▸ Goal
Transcribe all the entries word for word, omitting any pictures they contain.

▸ Task input
____

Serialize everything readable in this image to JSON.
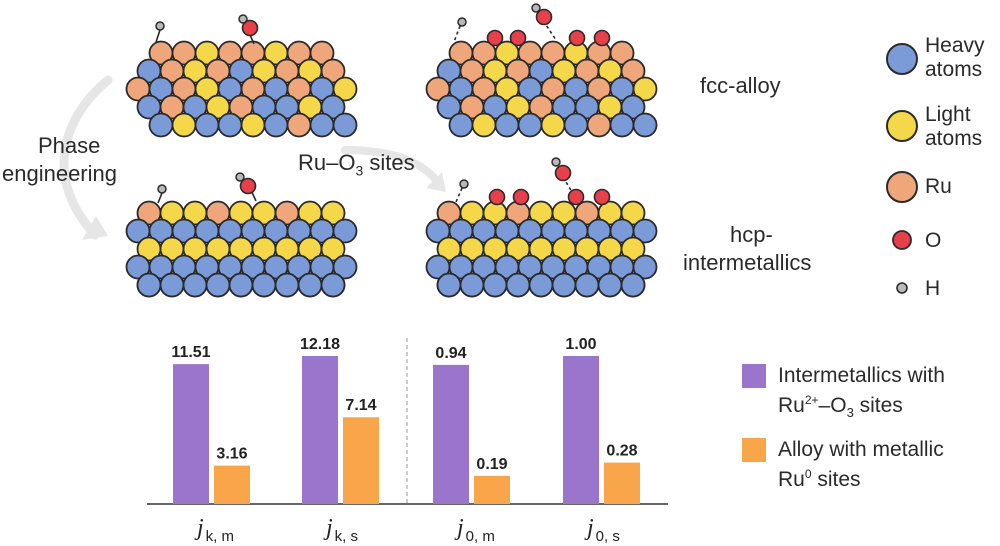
{
  "labels": {
    "fcc": "fcc-alloy",
    "hcp_line1": "hcp-",
    "hcp_line2": "intermetallics",
    "phase_line1": "Phase",
    "phase_line2": "engineering",
    "ru_o3_prefix": "Ru–O",
    "ru_o3_sub": "3",
    "ru_o3_suffix": " sites"
  },
  "atom_legend": {
    "heavy_1": "Heavy",
    "heavy_2": "atoms",
    "light_1": "Light",
    "light_2": "atoms",
    "ru": "Ru",
    "o": "O",
    "h": "H"
  },
  "colors": {
    "heavy": "#7b9bd8",
    "light": "#f5d84a",
    "ru": "#eea67a",
    "o": "#e8404a",
    "h": "#b9b9b9",
    "purple": "#9b74cc",
    "orange": "#f9a54a"
  },
  "bar_legend": {
    "purple_1": "Intermetallics with",
    "purple_2_a": "Ru",
    "purple_2_sup": "2+",
    "purple_2_b": "–O",
    "purple_2_sub": "3",
    "purple_2_c": " sites",
    "orange_1": "Alloy with metallic",
    "orange_2_a": "Ru",
    "orange_2_sup": "0",
    "orange_2_b": " sites"
  },
  "chart_data": {
    "type": "bar",
    "categories": [
      "j_k,m",
      "j_k,s",
      "j_0,m",
      "j_0,s"
    ],
    "series": [
      {
        "name": "Intermetallics with Ru2+–O3 sites",
        "values": [
          11.51,
          12.18,
          0.94,
          1.0
        ],
        "labels": [
          "11.51",
          "12.18",
          "0.94",
          "1.00"
        ]
      },
      {
        "name": "Alloy with metallic Ru0 sites",
        "values": [
          3.16,
          7.14,
          0.19,
          0.28
        ],
        "labels": [
          "3.16",
          "7.14",
          "0.19",
          "0.28"
        ]
      }
    ],
    "groups_scale_max": [
      12.18,
      1.0
    ],
    "tick_labels": [
      {
        "main": "j",
        "sub": "k, m"
      },
      {
        "main": "j",
        "sub": "k, s"
      },
      {
        "main": "j",
        "sub": "0, m"
      },
      {
        "main": "j",
        "sub": "0, s"
      }
    ]
  }
}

____

▸ Written answer
Serialize everything readable in this image to JSON.
{
  "labels": {
    "fcc": "fcc-alloy",
    "hcp_line1": "hcp-",
    "hcp_line2": "intermetallics",
    "phase_line1": "Phase",
    "phase_line2": "engineering",
    "ru_o3_prefix": "Ru–O",
    "ru_o3_sub": "3",
    "ru_o3_suffix": " sites"
  },
  "atom_legend": {
    "heavy_1": "Heavy",
    "heavy_2": "atoms",
    "light_1": "Light",
    "light_2": "atoms",
    "ru": "Ru",
    "o": "O",
    "h": "H"
  },
  "colors": {
    "heavy": "#7b9bd8",
    "light": "#f5d84a",
    "ru": "#eea67a",
    "o": "#e8404a",
    "h": "#b9b9b9",
    "purple": "#9b74cc",
    "orange": "#f9a54a"
  },
  "bar_legend": {
    "purple_1": "Intermetallics with",
    "purple_2_a": "Ru",
    "purple_2_sup": "2+",
    "purple_2_b": "–O",
    "purple_2_sub": "3",
    "purple_2_c": " sites",
    "orange_1": "Alloy with metallic",
    "orange_2_a": "Ru",
    "orange_2_sup": "0",
    "orange_2_b": " sites"
  },
  "chart_data": {
    "type": "bar",
    "categories": [
      "j_k,m",
      "j_k,s",
      "j_0,m",
      "j_0,s"
    ],
    "series": [
      {
        "name": "Intermetallics with Ru2+–O3 sites",
        "values": [
          11.51,
          12.18,
          0.94,
          1.0
        ],
        "labels": [
          "11.51",
          "12.18",
          "0.94",
          "1.00"
        ]
      },
      {
        "name": "Alloy with metallic Ru0 sites",
        "values": [
          3.16,
          7.14,
          0.19,
          0.28
        ],
        "labels": [
          "3.16",
          "7.14",
          "0.19",
          "0.28"
        ]
      }
    ],
    "groups_scale_max": [
      12.18,
      1.0
    ],
    "tick_labels": [
      {
        "main": "j",
        "sub": "k, m"
      },
      {
        "main": "j",
        "sub": "k, s"
      },
      {
        "main": "j",
        "sub": "0, m"
      },
      {
        "main": "j",
        "sub": "0, s"
      }
    ]
  }
}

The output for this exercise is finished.